[Data excerpts]
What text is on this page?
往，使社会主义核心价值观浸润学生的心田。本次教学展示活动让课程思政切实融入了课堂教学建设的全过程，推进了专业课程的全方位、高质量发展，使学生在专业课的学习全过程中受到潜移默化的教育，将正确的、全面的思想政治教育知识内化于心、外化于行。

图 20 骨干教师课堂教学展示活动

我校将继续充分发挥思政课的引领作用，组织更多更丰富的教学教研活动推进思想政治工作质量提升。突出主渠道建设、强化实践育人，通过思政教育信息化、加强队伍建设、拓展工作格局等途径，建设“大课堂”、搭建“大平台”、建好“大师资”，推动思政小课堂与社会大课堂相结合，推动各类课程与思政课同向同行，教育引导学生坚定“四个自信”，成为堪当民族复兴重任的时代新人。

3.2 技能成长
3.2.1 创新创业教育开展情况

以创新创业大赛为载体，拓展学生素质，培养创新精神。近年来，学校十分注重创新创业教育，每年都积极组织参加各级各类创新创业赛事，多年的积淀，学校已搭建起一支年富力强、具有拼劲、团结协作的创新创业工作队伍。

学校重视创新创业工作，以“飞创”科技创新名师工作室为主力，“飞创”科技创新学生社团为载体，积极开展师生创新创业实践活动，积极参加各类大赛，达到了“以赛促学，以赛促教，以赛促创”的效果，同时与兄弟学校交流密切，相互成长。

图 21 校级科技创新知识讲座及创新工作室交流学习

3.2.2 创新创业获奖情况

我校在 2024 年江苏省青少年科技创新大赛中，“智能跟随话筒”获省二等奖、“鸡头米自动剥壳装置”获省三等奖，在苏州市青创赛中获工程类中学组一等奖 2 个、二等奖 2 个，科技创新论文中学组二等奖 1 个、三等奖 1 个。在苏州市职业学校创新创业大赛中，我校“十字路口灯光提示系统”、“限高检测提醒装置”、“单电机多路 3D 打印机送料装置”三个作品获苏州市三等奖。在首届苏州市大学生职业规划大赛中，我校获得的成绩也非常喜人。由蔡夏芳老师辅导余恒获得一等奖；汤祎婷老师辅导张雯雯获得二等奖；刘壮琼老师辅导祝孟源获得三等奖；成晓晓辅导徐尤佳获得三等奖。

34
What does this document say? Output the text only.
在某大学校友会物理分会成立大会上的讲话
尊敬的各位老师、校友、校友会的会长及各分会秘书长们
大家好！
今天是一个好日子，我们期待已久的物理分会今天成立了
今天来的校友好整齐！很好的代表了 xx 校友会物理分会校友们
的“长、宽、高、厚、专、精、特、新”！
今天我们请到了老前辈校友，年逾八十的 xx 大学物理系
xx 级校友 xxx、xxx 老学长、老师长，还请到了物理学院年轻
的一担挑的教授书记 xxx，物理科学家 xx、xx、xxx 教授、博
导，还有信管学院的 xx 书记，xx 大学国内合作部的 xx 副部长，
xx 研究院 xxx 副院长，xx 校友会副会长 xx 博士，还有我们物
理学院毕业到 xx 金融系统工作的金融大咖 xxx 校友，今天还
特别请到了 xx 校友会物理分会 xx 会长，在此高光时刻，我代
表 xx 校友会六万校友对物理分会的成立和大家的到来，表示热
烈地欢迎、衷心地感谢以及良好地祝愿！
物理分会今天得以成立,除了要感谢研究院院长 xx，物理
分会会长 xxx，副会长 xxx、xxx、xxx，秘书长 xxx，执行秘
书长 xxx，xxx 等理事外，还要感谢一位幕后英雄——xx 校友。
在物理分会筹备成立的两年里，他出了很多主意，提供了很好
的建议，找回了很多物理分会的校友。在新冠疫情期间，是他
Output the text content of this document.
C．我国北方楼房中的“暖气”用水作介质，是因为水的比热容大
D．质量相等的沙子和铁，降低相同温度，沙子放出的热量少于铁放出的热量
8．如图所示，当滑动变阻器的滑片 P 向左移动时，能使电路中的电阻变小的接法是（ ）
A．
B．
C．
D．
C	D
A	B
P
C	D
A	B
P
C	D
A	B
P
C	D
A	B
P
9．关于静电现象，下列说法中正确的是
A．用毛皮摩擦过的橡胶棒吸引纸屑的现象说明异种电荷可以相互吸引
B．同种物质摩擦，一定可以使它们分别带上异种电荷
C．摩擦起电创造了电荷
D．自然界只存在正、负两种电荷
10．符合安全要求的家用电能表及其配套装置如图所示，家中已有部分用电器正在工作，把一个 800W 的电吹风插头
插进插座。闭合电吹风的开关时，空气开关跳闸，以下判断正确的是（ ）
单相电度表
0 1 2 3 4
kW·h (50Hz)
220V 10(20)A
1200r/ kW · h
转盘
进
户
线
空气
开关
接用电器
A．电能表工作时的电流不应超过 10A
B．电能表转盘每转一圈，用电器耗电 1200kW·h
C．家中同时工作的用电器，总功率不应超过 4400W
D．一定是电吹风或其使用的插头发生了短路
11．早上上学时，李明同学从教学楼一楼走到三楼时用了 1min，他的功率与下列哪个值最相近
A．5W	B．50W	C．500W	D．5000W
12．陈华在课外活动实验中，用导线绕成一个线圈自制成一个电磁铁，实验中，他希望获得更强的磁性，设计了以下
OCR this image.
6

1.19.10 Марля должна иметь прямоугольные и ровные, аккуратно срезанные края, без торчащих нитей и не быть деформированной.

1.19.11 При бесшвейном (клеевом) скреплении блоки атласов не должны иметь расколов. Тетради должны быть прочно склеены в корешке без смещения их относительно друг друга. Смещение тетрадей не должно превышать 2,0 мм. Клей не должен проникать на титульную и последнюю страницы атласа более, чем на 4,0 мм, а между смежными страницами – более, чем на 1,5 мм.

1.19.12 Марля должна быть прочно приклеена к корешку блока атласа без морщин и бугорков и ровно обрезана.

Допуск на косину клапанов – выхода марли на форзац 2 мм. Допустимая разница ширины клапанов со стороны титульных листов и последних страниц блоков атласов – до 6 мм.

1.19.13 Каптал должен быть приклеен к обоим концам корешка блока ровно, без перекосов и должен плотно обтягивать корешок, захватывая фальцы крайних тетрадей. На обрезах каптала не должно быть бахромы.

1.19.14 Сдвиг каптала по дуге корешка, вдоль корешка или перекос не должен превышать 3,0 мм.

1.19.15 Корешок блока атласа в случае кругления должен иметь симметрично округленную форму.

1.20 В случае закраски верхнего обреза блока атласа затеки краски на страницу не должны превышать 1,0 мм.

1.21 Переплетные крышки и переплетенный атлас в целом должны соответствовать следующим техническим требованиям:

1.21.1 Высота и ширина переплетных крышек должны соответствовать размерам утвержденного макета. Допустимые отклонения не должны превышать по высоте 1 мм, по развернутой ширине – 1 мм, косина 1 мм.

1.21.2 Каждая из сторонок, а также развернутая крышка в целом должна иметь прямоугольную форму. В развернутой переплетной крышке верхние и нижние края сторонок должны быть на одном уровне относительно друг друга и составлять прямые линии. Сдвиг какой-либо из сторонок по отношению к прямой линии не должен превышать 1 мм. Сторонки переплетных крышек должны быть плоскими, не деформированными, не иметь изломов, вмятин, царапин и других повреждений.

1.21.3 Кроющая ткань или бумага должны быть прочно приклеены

To be done:
Give the entries once more, exactly as they appear.

Final result:
What text is on this page?
往，使社会主义核心价值观浸润学生的心田。本次教学展示活动让课程思政切实融入了课堂教学建设的全过程，推进了专业课程的全方位、高质量发展，使学生在专业课的学习全过程中受到潜移默化的教育，将正确的、全面的思想政治教育知识内化于心、外化于行。

图 20 骨干教师课堂教学展示活动

我校将继续充分发挥思政课的引领作用，组织更多更丰富的教学教研活动推进思想政治工作质量提升。突出主渠道建设、强化实践育人，通过思政教育信息化、加强队伍建设、拓展工作格局等途径，建设“大课堂”、搭建“大平台”、建好“大师资”，推动思政小课堂与社会大课堂相结合，推动各类课程与思政课同向同行，教育引导学生坚定“四个自信”，成为堪当民族复兴重任的时代新人。

3.2 技能成长
3.2.1 创新创业教育开展情况

以创新创业大赛为载体，拓展学生素质，培养创新精神。近年来，学校十分注重创新创业教育，每年都积极组织参加各级各类创新创业赛事，多年的积淀，学校已搭建起一支年富力强、具有拼劲、团结协作的创新创业工作队伍。

学校重视创新创业工作，以“飞创”科技创新名师工作室为主力，“飞创”科技创新学生社团为载体，积极开展师生创新创业实践活动，积极参加各类大赛，达到了“以赛促学，以赛促教，以赛促创”的效果，同时与兄弟学校交流密切，相互成长。

图 21 校级科技创新知识讲座及创新工作室交流学习

3.2.2 创新创业获奖情况

我校在 2024 年江苏省青少年科技创新大赛中，“智能跟随话筒”获省二等奖、“鸡头米自动剥壳装置”获省三等奖，在苏州市青创赛中获工程类中学组一等奖 2 个、二等奖 2 个，科技创新论文中学组二等奖 1 个、三等奖 1 个。在苏州市职业学校创新创业大赛中，我校“十字路口灯光提示系统”、“限高检测提醒装置”、“单电机多路 3D 打印机送料装置”三个作品获苏州市三等奖。在首届苏州市大学生职业规划大赛中，我校获得的成绩也非常喜人。由蔡夏芳老师辅导余恒获得一等奖；汤祎婷老师辅导张雯雯获得二等奖；刘壮琼老师辅导祝孟源获得三等奖；成晓晓辅导徐尤佳获得三等奖。

34
What does this document say? Output the text only.
在某大学校友会物理分会成立大会上的讲话
尊敬的各位老师、校友、校友会的会长及各分会秘书长们
大家好！
今天是一个好日子，我们期待已久的物理分会今天成立了
今天来的校友好整齐！很好的代表了 xx 校友会物理分会校友们
的“长、宽、高、厚、专、精、特、新”！
今天我们请到了老前辈校友，年逾八十的 xx 大学物理系
xx 级校友 xxx、xxx 老学长、老师长，还请到了物理学院年轻
的一担挑的教授书记 xxx，物理科学家 xx、xx、xxx 教授、博
导，还有信管学院的 xx 书记，xx 大学国内合作部的 xx 副部长，
xx 研究院 xxx 副院长，xx 校友会副会长 xx 博士，还有我们物
理学院毕业到 xx 金融系统工作的金融大咖 xxx 校友，今天还
特别请到了 xx 校友会物理分会 xx 会长，在此高光时刻，我代
表 xx 校友会六万校友对物理分会的成立和大家的到来，表示热
烈地欢迎、衷心地感谢以及良好地祝愿！
物理分会今天得以成立,除了要感谢研究院院长 xx，物理
分会会长 xxx，副会长 xxx、xxx、xxx，秘书长 xxx，执行秘
书长 xxx，xxx 等理事外，还要感谢一位幕后英雄——xx 校友。
在物理分会筹备成立的两年里，他出了很多主意，提供了很好
的建议，找回了很多物理分会的校友。在新冠疫情期间，是他
Output the text content of this document.
C．我国北方楼房中的“暖气”用水作介质，是因为水的比热容大
D．质量相等的沙子和铁，降低相同温度，沙子放出的热量少于铁放出的热量
8．如图所示，当滑动变阻器的滑片 P 向左移动时，能使电路中的电阻变小的接法是（ ）
A．
B．
C．
D．
C	D
A	B
P
C	D
A	B
P
C	D
A	B
P
C	D
A	B
P
9．关于静电现象，下列说法中正确的是
A．用毛皮摩擦过的橡胶棒吸引纸屑的现象说明异种电荷可以相互吸引
B．同种物质摩擦，一定可以使它们分别带上异种电荷
C．摩擦起电创造了电荷
D．自然界只存在正、负两种电荷
10．符合安全要求的家用电能表及其配套装置如图所示，家中已有部分用电器正在工作，把一个 800W 的电吹风插头
插进插座。闭合电吹风的开关时，空气开关跳闸，以下判断正确的是（ ）
单相电度表
0 1 2 3 4
kW·h (50Hz)
220V 10(20)A
1200r/ kW · h
转盘
进
户
线
空气
开关
接用电器
A．电能表工作时的电流不应超过 10A
B．电能表转盘每转一圈，用电器耗电 1200kW·h
C．家中同时工作的用电器，总功率不应超过 4400W
D．一定是电吹风或其使用的插头发生了短路
11．早上上学时，李明同学从教学楼一楼走到三楼时用了 1min，他的功率与下列哪个值最相近
A．5W	B．50W	C．500W	D．5000W
12．陈华在课外活动实验中，用导线绕成一个线圈自制成一个电磁铁，实验中，他希望获得更强的磁性，设计了以下
OCR this image.
6

1.19.10 Марля должна иметь прямоугольные и ровные, аккуратно срезанные края, без торчащих нитей и не быть деформированной.

1.19.11 При бесшвейном (клеевом) скреплении блоки атласов не должны иметь расколов. Тетради должны быть прочно склеены в корешке без смещения их относительно друг друга. Смещение тетрадей не должно превышать 2,0 мм. Клей не должен проникать на титульную и последнюю страницы атласа более, чем на 4,0 мм, а между смежными страницами – более, чем на 1,5 мм.

1.19.12 Марля должна быть прочно приклеена к корешку блока атласа без морщин и бугорков и ровно обрезана.

Допуск на косину клапанов – выхода марли на форзац 2 мм. Допустимая разница ширины клапанов со стороны титульных листов и последних страниц блоков атласов – до 6 мм.

1.19.13 Каптал должен быть приклеен к обоим концам корешка блока ровно, без перекосов и должен плотно обтягивать корешок, захватывая фальцы крайних тетрадей. На обрезах каптала не должно быть бахромы.

1.19.14 Сдвиг каптала по дуге корешка, вдоль корешка или перекос не должен превышать 3,0 мм.

1.19.15 Корешок блока атласа в случае кругления должен иметь симметрично округленную форму.

1.20 В случае закраски верхнего обреза блока атласа затеки краски на страницу не должны превышать 1,0 мм.

1.21 Переплетные крышки и переплетенный атлас в целом должны соответствовать следующим техническим требованиям:

1.21.1 Высота и ширина переплетных крышек должны соответствовать размерам утвержденного макета. Допустимые отклонения не должны превышать по высоте 1 мм, по развернутой ширине – 1 мм, косина 1 мм.

1.21.2 Каждая из сторонок, а также развернутая крышка в целом должна иметь прямоугольную форму. В развернутой переплетной крышке верхние и нижние края сторонок должны быть на одном уровне относительно друг друга и составлять прямые линии. Сдвиг какой-либо из сторонок по отношению к прямой линии не должен превышать 1 мм. Сторонки переплетных крышек должны быть плоскими, не деформированными, не иметь изломов, вмятин, царапин и других повреждений.

1.21.3 Кроющая ткань или бумага должны быть прочно приклеены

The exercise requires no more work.